SHORT PROBLEM => Please write out the complete listing that follows, exactly as it reads.
begin ENTRIES SUPPLIED
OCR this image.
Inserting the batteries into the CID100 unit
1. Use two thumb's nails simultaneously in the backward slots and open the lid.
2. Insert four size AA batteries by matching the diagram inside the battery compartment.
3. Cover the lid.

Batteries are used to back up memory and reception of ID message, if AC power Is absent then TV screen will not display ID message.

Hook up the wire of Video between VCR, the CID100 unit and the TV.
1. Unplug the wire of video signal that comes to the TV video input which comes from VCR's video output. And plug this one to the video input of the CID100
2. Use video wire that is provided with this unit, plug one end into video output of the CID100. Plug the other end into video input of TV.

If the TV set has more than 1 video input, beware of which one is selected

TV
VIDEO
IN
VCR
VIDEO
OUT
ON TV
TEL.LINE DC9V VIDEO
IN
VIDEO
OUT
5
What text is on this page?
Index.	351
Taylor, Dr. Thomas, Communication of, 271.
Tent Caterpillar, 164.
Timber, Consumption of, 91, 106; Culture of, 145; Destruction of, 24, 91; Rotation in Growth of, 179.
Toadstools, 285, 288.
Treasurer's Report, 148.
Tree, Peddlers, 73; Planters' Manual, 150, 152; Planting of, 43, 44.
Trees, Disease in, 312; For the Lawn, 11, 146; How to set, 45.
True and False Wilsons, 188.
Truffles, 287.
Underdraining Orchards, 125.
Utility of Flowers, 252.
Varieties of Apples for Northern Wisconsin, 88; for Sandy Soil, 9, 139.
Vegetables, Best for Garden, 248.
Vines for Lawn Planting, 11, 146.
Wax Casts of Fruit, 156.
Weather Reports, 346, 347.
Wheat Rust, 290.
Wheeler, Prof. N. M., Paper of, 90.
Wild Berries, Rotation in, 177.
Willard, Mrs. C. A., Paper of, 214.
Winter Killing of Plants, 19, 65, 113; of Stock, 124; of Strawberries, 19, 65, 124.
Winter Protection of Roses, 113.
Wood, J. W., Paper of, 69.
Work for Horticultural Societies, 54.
end ENTRIES SUPPLIED
COMPLETED EXERCISE =>
OCR this image.
Inserting the batteries into the CID100 unit
1. Use two thumb's nails simultaneously in the backward slots and open the lid.
2. Insert four size AA batteries by matching the diagram inside the battery compartment.
3. Cover the lid.

Batteries are used to back up memory and reception of ID message, if AC power Is absent then TV screen will not display ID message.

Hook up the wire of Video between VCR, the CID100 unit and the TV.
1. Unplug the wire of video signal that comes to the TV video input which comes from VCR's video output. And plug this one to the video input of the CID100
2. Use video wire that is provided with this unit, plug one end into video output of the CID100. Plug the other end into video input of TV.

If the TV set has more than 1 video input, beware of which one is selected

TV
VIDEO
IN
VCR
VIDEO
OUT
ON TV
TEL.LINE DC9V VIDEO
IN
VIDEO
OUT
5
What text is on this page?
Index.	351
Taylor, Dr. Thomas, Communication of, 271.
Tent Caterpillar, 164.
Timber, Consumption of, 91, 106; Culture of, 145; Destruction of, 24, 91; Rotation in Growth of, 179.
Toadstools, 285, 288.
Treasurer's Report, 148.
Tree, Peddlers, 73; Planters' Manual, 150, 152; Planting of, 43, 44.
Trees, Disease in, 312; For the Lawn, 11, 146; How to set, 45.
True and False Wilsons, 188.
Truffles, 287.
Underdraining Orchards, 125.
Utility of Flowers, 252.
Varieties of Apples for Northern Wisconsin, 88; for Sandy Soil, 9, 139.
Vegetables, Best for Garden, 248.
Vines for Lawn Planting, 11, 146.
Wax Casts of Fruit, 156.
Weather Reports, 346, 347.
Wheat Rust, 290.
Wheeler, Prof. N. M., Paper of, 90.
Wild Berries, Rotation in, 177.
Willard, Mrs. C. A., Paper of, 214.
Winter Killing of Plants, 19, 65, 113; of Stock, 124; of Strawberries, 19, 65, 124.
Winter Protection of Roses, 113.
Wood, J. W., Paper of, 69.
Work for Horticultural Societies, 54.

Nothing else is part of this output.